Collection entries:
====================

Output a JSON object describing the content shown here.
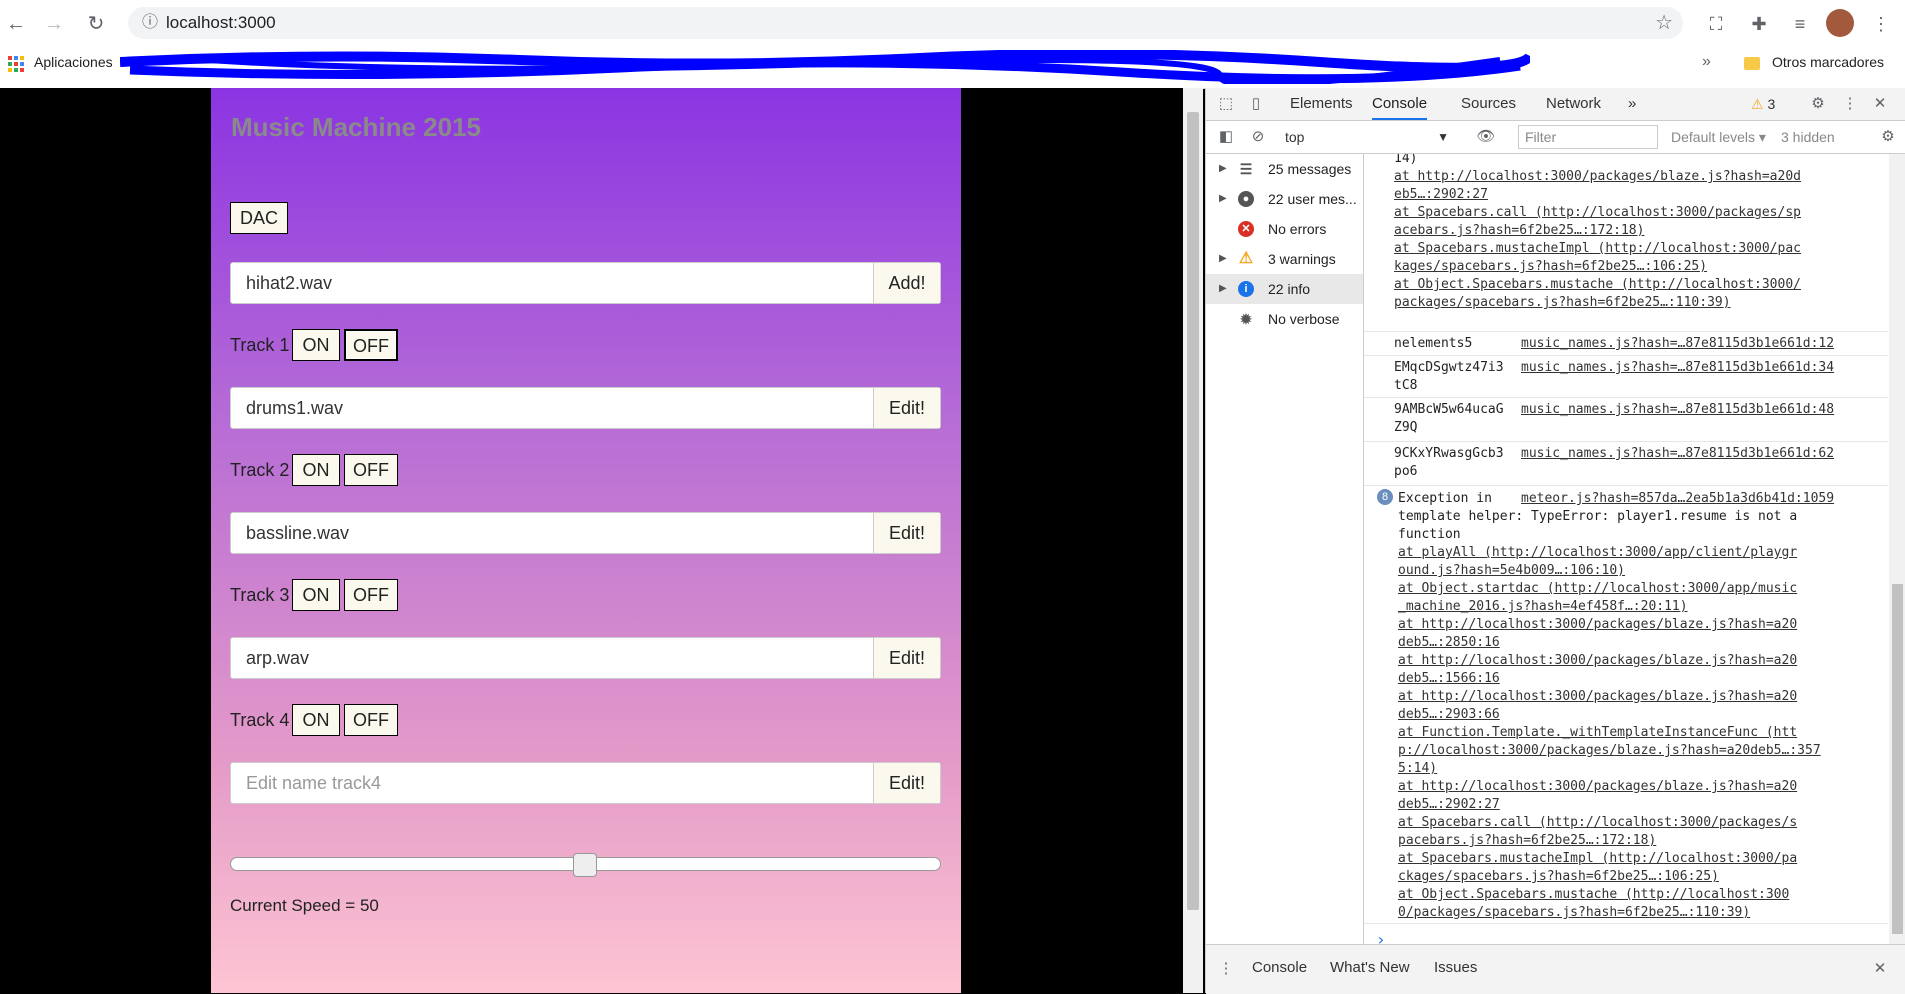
{
  "browser": {
    "url": "localhost:3000",
    "bookmarks": {
      "apps_label": "Aplicaciones",
      "more": "»",
      "other_label": "Otros marcadores"
    }
  },
  "app": {
    "title": "Music Machine 2015",
    "dac_label": "DAC",
    "rows": [
      {
        "input_value": "hihat2.wav",
        "placeholder": "",
        "action": "Add!"
      },
      {
        "input_value": "drums1.wav",
        "placeholder": "",
        "action": "Edit!"
      },
      {
        "input_value": "bassline.wav",
        "placeholder": "",
        "action": "Edit!"
      },
      {
        "input_value": "arp.wav",
        "placeholder": "",
        "action": "Edit!"
      },
      {
        "input_value": "",
        "placeholder": "Edit name track4",
        "action": "Edit!"
      }
    ],
    "tracks": [
      {
        "label": "Track 1",
        "on": "ON",
        "off": "OFF",
        "off_active": true
      },
      {
        "label": "Track 2",
        "on": "ON",
        "off": "OFF",
        "off_active": false
      },
      {
        "label": "Track 3",
        "on": "ON",
        "off": "OFF",
        "off_active": false
      },
      {
        "label": "Track 4",
        "on": "ON",
        "off": "OFF",
        "off_active": false
      }
    ],
    "speed_value": 50,
    "speed_text": "Current Speed = 50"
  },
  "devtools": {
    "tabs": [
      "Elements",
      "Console",
      "Sources",
      "Network"
    ],
    "active_tab": "Console",
    "more_tabs": "»",
    "warning_count": "3",
    "context": "top",
    "filter_placeholder": "Filter",
    "levels": "Default levels ▾",
    "hidden": "3 hidden",
    "sidebar": [
      {
        "label": "25 messages",
        "icon": "list-icon",
        "expandable": true
      },
      {
        "label": "22 user mes...",
        "icon": "user-icon",
        "expandable": true
      },
      {
        "label": "No errors",
        "icon": "error-icon",
        "expandable": false
      },
      {
        "label": "3 warnings",
        "icon": "warning-icon",
        "expandable": true
      },
      {
        "label": "22 info",
        "icon": "info-icon",
        "expandable": true
      },
      {
        "label": "No verbose",
        "icon": "bug-icon",
        "expandable": false
      }
    ],
    "console_top_lines": [
      "14)",
      "    at http://localhost:3000/packages/blaze.js?hash=a20d",
      "eb5…:2902:27",
      "    at Spacebars.call (http://localhost:3000/packages/sp",
      "acebars.js?hash=6f2be25…:172:18)",
      "    at Spacebars.mustacheImpl (http://localhost:3000/pac",
      "kages/spacebars.js?hash=6f2be25…:106:25)",
      "    at Object.Spacebars.mustache (http://localhost:3000/",
      "packages/spacebars.js?hash=6f2be25…:110:39)"
    ],
    "log_messages": [
      {
        "lines": [
          "nelements5"
        ],
        "source": "music_names.js?hash=…87e8115d3b1e661d:12"
      },
      {
        "lines": [
          "EMqcDSgwtz47i3",
          "tC8"
        ],
        "source": "music_names.js?hash=…87e8115d3b1e661d:34"
      },
      {
        "lines": [
          "9AMBcW5w64ucaG",
          "Z9Q"
        ],
        "source": "music_names.js?hash=…87e8115d3b1e661d:48"
      },
      {
        "lines": [
          "9CKxYRwasgGcb3",
          "po6"
        ],
        "source": "music_names.js?hash=…87e8115d3b1e661d:62"
      }
    ],
    "exception": {
      "count": "8",
      "source": "meteor.js?hash=857da…2ea5b1a3d6b41d:1059",
      "lines": [
        "Exception in",
        "template helper: TypeError: player1.resume is not a",
        "function",
        "    at playAll (http://localhost:3000/app/client/playgr",
        "ound.js?hash=5e4b009…:106:10)",
        "    at Object.startdac (http://localhost:3000/app/music",
        "_machine_2016.js?hash=4ef458f…:20:11)",
        "    at http://localhost:3000/packages/blaze.js?hash=a20",
        "deb5…:2850:16",
        "    at http://localhost:3000/packages/blaze.js?hash=a20",
        "deb5…:1566:16",
        "    at http://localhost:3000/packages/blaze.js?hash=a20",
        "deb5…:2903:66",
        "    at Function.Template._withTemplateInstanceFunc (htt",
        "p://localhost:3000/packages/blaze.js?hash=a20deb5…:357",
        "5:14)",
        "    at http://localhost:3000/packages/blaze.js?hash=a20",
        "deb5…:2902:27",
        "    at Spacebars.call (http://localhost:3000/packages/s",
        "pacebars.js?hash=6f2be25…:172:18)",
        "    at Spacebars.mustacheImpl (http://localhost:3000/pa",
        "ckages/spacebars.js?hash=6f2be25…:106:25)",
        "    at Object.Spacebars.mustache (http://localhost:300",
        "0/packages/spacebars.js?hash=6f2be25…:110:39)"
      ]
    },
    "prompt": "›",
    "drawer_tabs": [
      "Console",
      "What's New",
      "Issues"
    ]
  }
}
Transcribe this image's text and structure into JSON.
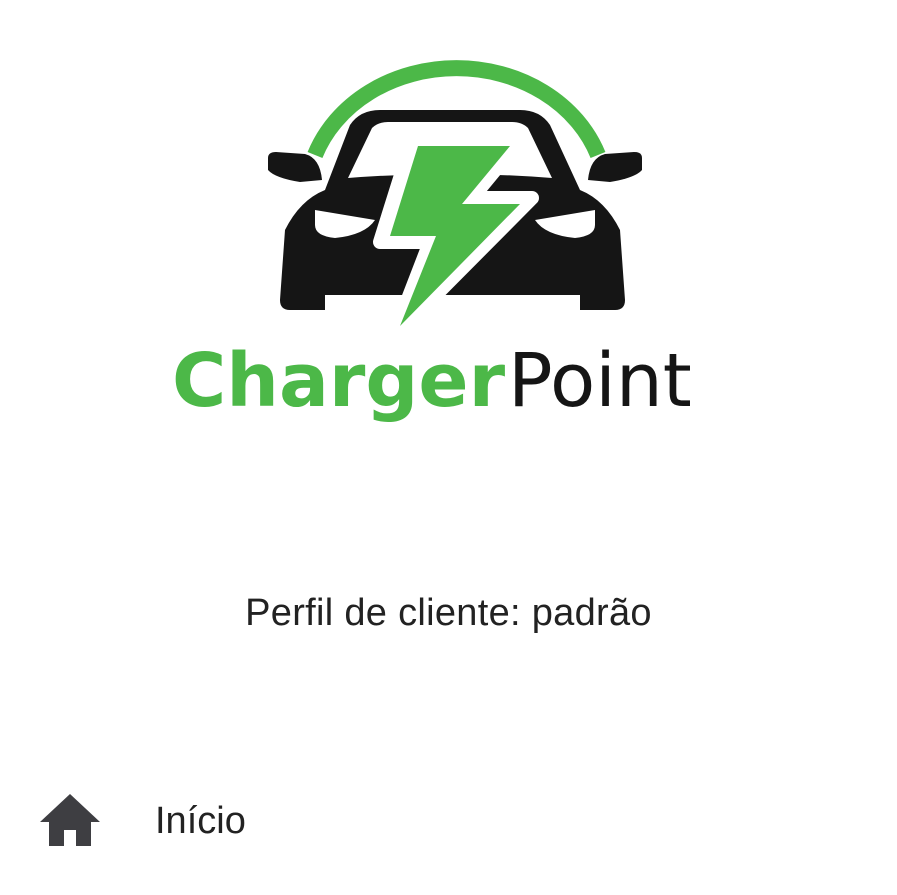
{
  "brand": {
    "name_part1": "Charger",
    "name_part2": "Point",
    "logo_icon": "car-charging-icon",
    "colors": {
      "green": "#4cb848",
      "dark": "#151515"
    }
  },
  "profile": {
    "text": "Perfil de cliente: padrão"
  },
  "nav": {
    "home_icon": "home-icon",
    "home_label": "Início"
  }
}
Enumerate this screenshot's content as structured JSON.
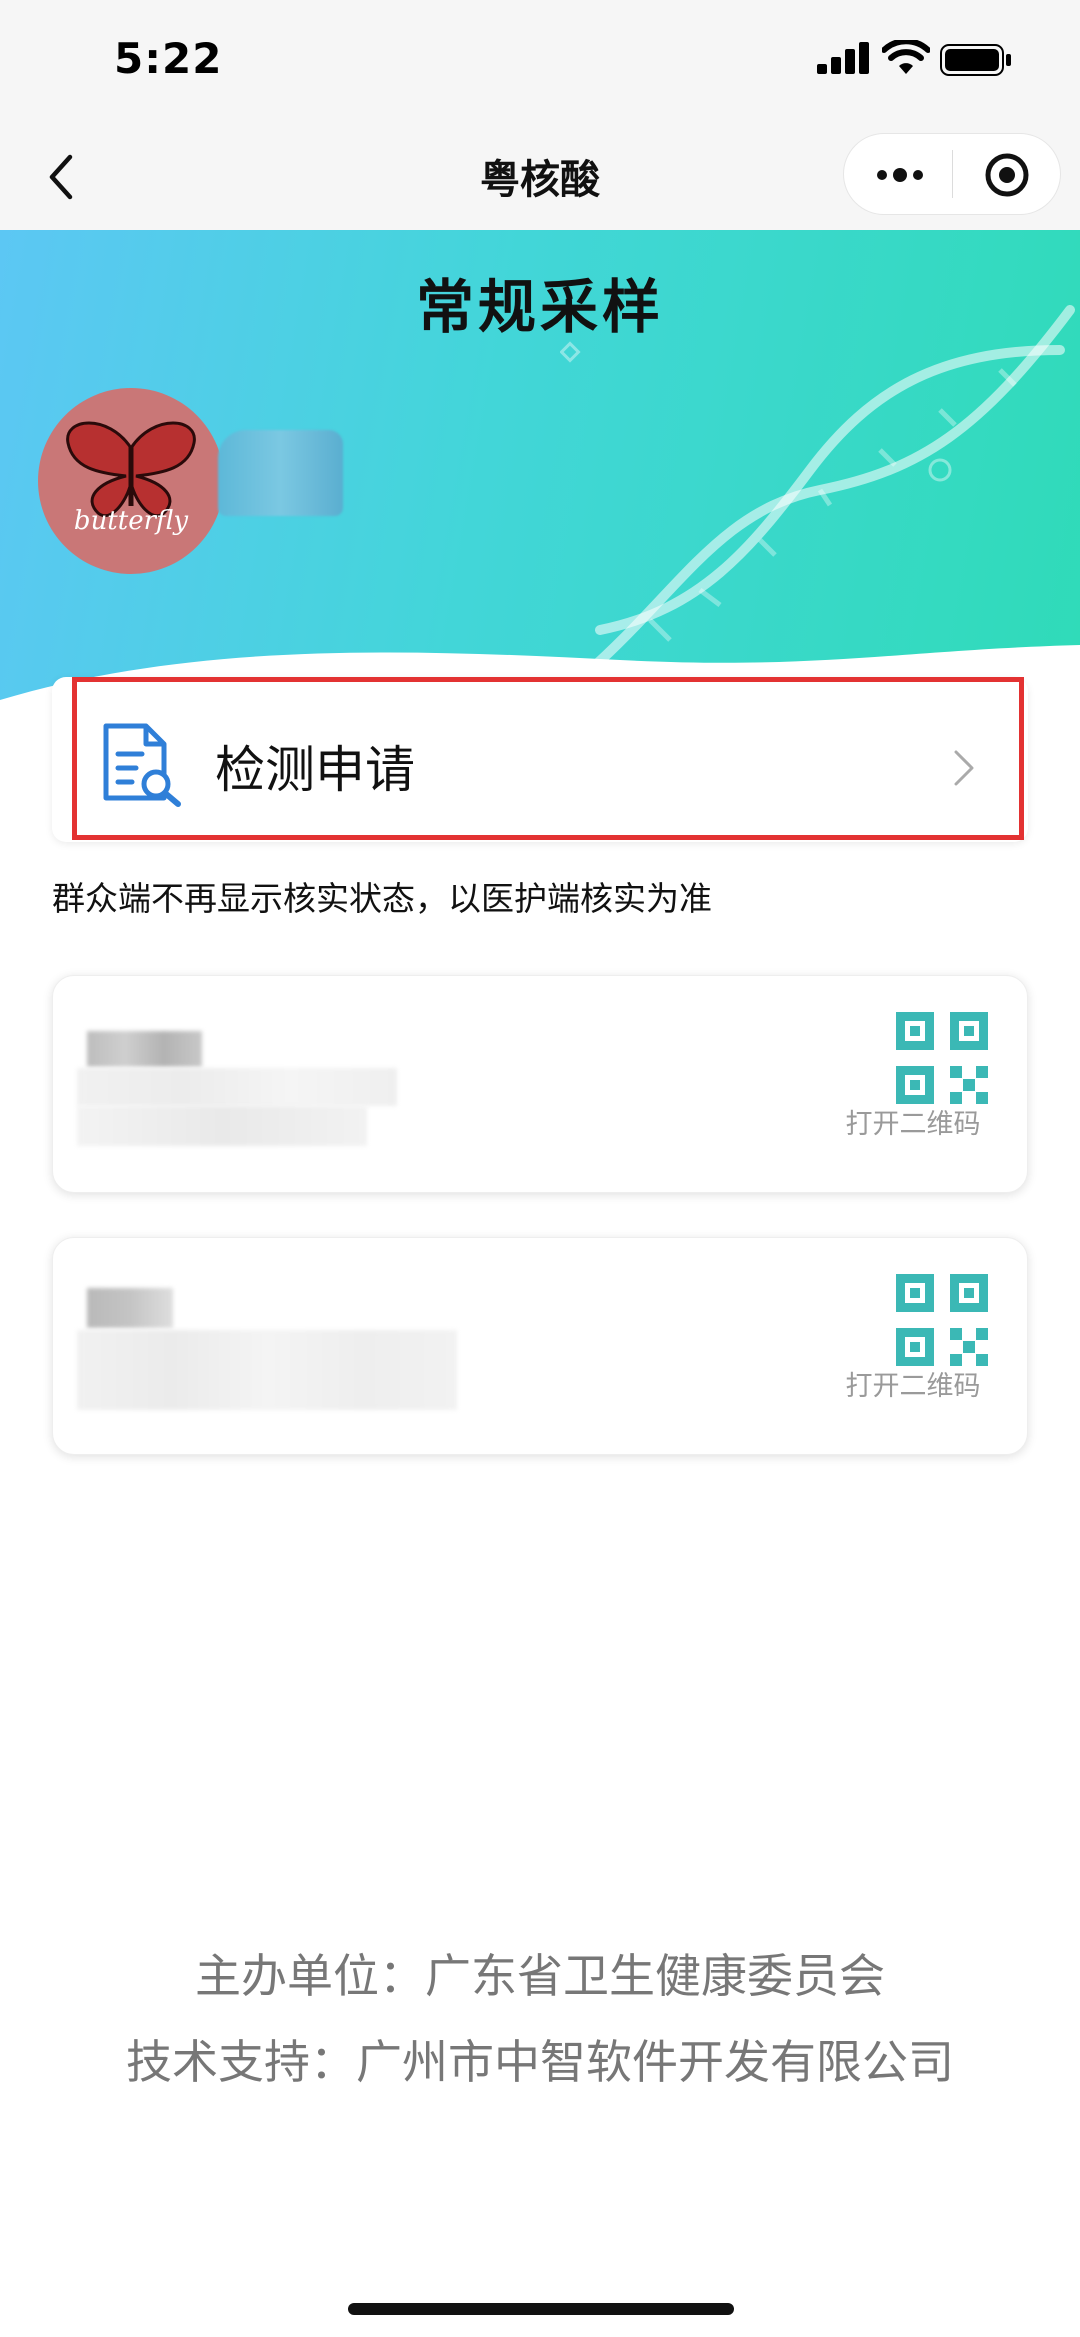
{
  "status_bar": {
    "time": "5:22"
  },
  "nav": {
    "title": "粤核酸"
  },
  "banner": {
    "title": "常规采样",
    "avatar_text": "butterfly"
  },
  "apply": {
    "label": "检测申请"
  },
  "notice": "群众端不再显示核实状态，以医护端核实为准",
  "records": [
    {
      "qr_label": "打开二维码"
    },
    {
      "qr_label": "打开二维码"
    }
  ],
  "footer": {
    "organizer": "主办单位：广东省卫生健康委员会",
    "support": "技术支持：广州市中智软件开发有限公司"
  },
  "colors": {
    "accent": "#3bb8b5",
    "highlight": "#e33232",
    "banner_start": "#5cc7f4",
    "banner_end": "#2fdbb8"
  }
}
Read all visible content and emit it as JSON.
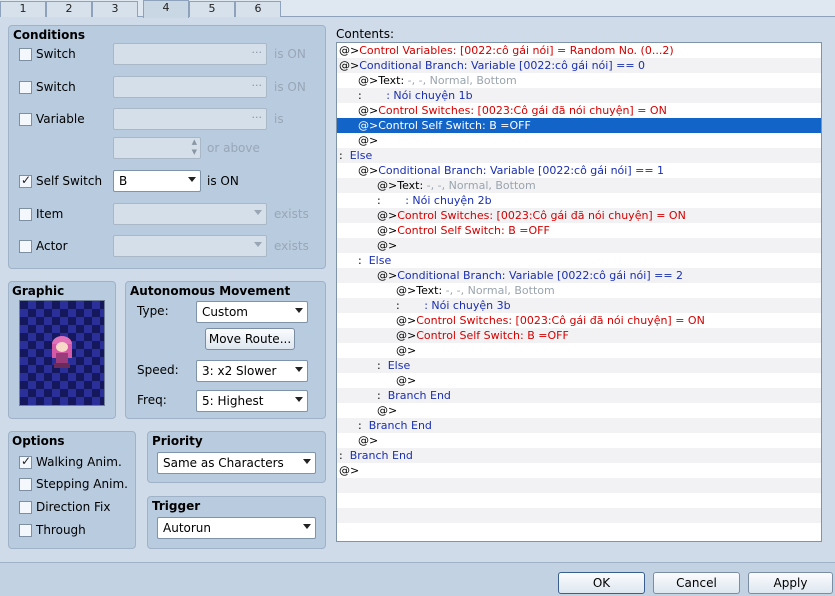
{
  "tabs": [
    "1",
    "2",
    "3",
    "4",
    "5",
    "6"
  ],
  "active_tab": "4",
  "conditions": {
    "title": "Conditions",
    "switch1": {
      "label": "Switch",
      "value": "",
      "suffix": "is ON",
      "checked": false
    },
    "switch2": {
      "label": "Switch",
      "value": "",
      "suffix": "is ON",
      "checked": false
    },
    "variable": {
      "label": "Variable",
      "value": "",
      "suffix": "is",
      "checked": false
    },
    "variable_value": {
      "value": "",
      "suffix": "or above"
    },
    "self_switch": {
      "label": "Self Switch",
      "value": "B",
      "suffix": "is ON",
      "checked": true
    },
    "item": {
      "label": "Item",
      "value": "",
      "suffix": "exists",
      "checked": false
    },
    "actor": {
      "label": "Actor",
      "value": "",
      "suffix": "exists",
      "checked": false
    }
  },
  "graphic": {
    "title": "Graphic"
  },
  "autonomous": {
    "title": "Autonomous Movement",
    "type_label": "Type:",
    "type_value": "Custom",
    "move_route_button": "Move Route...",
    "speed_label": "Speed:",
    "speed_value": "3: x2 Slower",
    "freq_label": "Freq:",
    "freq_value": "5: Highest"
  },
  "options": {
    "title": "Options",
    "walking": {
      "label": "Walking Anim.",
      "checked": true
    },
    "stepping": {
      "label": "Stepping Anim.",
      "checked": false
    },
    "direction_fix": {
      "label": "Direction Fix",
      "checked": false
    },
    "through": {
      "label": "Through",
      "checked": false
    }
  },
  "priority": {
    "title": "Priority",
    "value": "Same as Characters"
  },
  "trigger": {
    "title": "Trigger",
    "value": "Autorun"
  },
  "contents": {
    "label": "Contents:",
    "lines": [
      {
        "prefix": "@>",
        "text": "Control Variables: [0022:cô gái nói] = Random No. (0...2)",
        "color": "red",
        "indent": 0
      },
      {
        "prefix": "@>",
        "text": "Conditional Branch: Variable [0022:cô gái nói] == 0",
        "color": "blue",
        "indent": 0
      },
      {
        "prefix": "@>",
        "text": "Text: ",
        "extra": "-, -, Normal, Bottom",
        "color": "black",
        "indent": 1
      },
      {
        "prefix": " :",
        "text": "       : Nói chuyện 1b",
        "color": "blue",
        "indent": 1
      },
      {
        "prefix": "@>",
        "text": "Control Switches: [0023:Cô gái đã nói chuyện] = ON",
        "color": "red",
        "indent": 1
      },
      {
        "prefix": "@>",
        "text": "Control Self Switch: B =OFF",
        "color": "red",
        "indent": 1,
        "selected": true
      },
      {
        "prefix": "@>",
        "text": "",
        "color": "black",
        "indent": 1
      },
      {
        "prefix": " :",
        "text": "  Else",
        "color": "blue",
        "indent": 0
      },
      {
        "prefix": "@>",
        "text": "Conditional Branch: Variable [0022:cô gái nói] == 1",
        "color": "blue",
        "indent": 1
      },
      {
        "prefix": "@>",
        "text": "Text: ",
        "extra": "-, -, Normal, Bottom",
        "color": "black",
        "indent": 2
      },
      {
        "prefix": " :",
        "text": "       : Nói chuyện 2b",
        "color": "blue",
        "indent": 2
      },
      {
        "prefix": "@>",
        "text": "Control Switches: [0023:Cô gái đã nói chuyện] = ON",
        "color": "red",
        "indent": 2
      },
      {
        "prefix": "@>",
        "text": "Control Self Switch: B =OFF",
        "color": "red",
        "indent": 2
      },
      {
        "prefix": "@>",
        "text": "",
        "color": "black",
        "indent": 2
      },
      {
        "prefix": " :",
        "text": "  Else",
        "color": "blue",
        "indent": 1
      },
      {
        "prefix": "@>",
        "text": "Conditional Branch: Variable [0022:cô gái nói] == 2",
        "color": "blue",
        "indent": 2
      },
      {
        "prefix": "@>",
        "text": "Text: ",
        "extra": "-, -, Normal, Bottom",
        "color": "black",
        "indent": 3
      },
      {
        "prefix": " :",
        "text": "       : Nói chuyện 3b",
        "color": "blue",
        "indent": 3
      },
      {
        "prefix": "@>",
        "text": "Control Switches: [0023:Cô gái đã nói chuyện] = ON",
        "color": "red",
        "indent": 3
      },
      {
        "prefix": "@>",
        "text": "Control Self Switch: B =OFF",
        "color": "red",
        "indent": 3
      },
      {
        "prefix": "@>",
        "text": "",
        "color": "black",
        "indent": 3
      },
      {
        "prefix": " :",
        "text": "  Else",
        "color": "blue",
        "indent": 2
      },
      {
        "prefix": "@>",
        "text": "",
        "color": "black",
        "indent": 3
      },
      {
        "prefix": " :",
        "text": "  Branch End",
        "color": "blue",
        "indent": 2
      },
      {
        "prefix": "@>",
        "text": "",
        "color": "black",
        "indent": 2
      },
      {
        "prefix": " :",
        "text": "  Branch End",
        "color": "blue",
        "indent": 1
      },
      {
        "prefix": "@>",
        "text": "",
        "color": "black",
        "indent": 1
      },
      {
        "prefix": " :",
        "text": "  Branch End",
        "color": "blue",
        "indent": 0
      },
      {
        "prefix": "@>",
        "text": "",
        "color": "black",
        "indent": 0
      }
    ]
  },
  "buttons": {
    "ok": "OK",
    "cancel": "Cancel",
    "apply": "Apply"
  }
}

====================

Where a line of the material above holds the string "icon", copy that line.

Reply to the task:
        "icon": "list-icon",
        "icon": "user-icon",
        "icon": "error-icon",
        "icon": "warning-icon",
        "icon": "info-icon",
        "icon": "bug-icon",
    "logo_icon": "car-charging-icon",
    "home_icon": "home-icon",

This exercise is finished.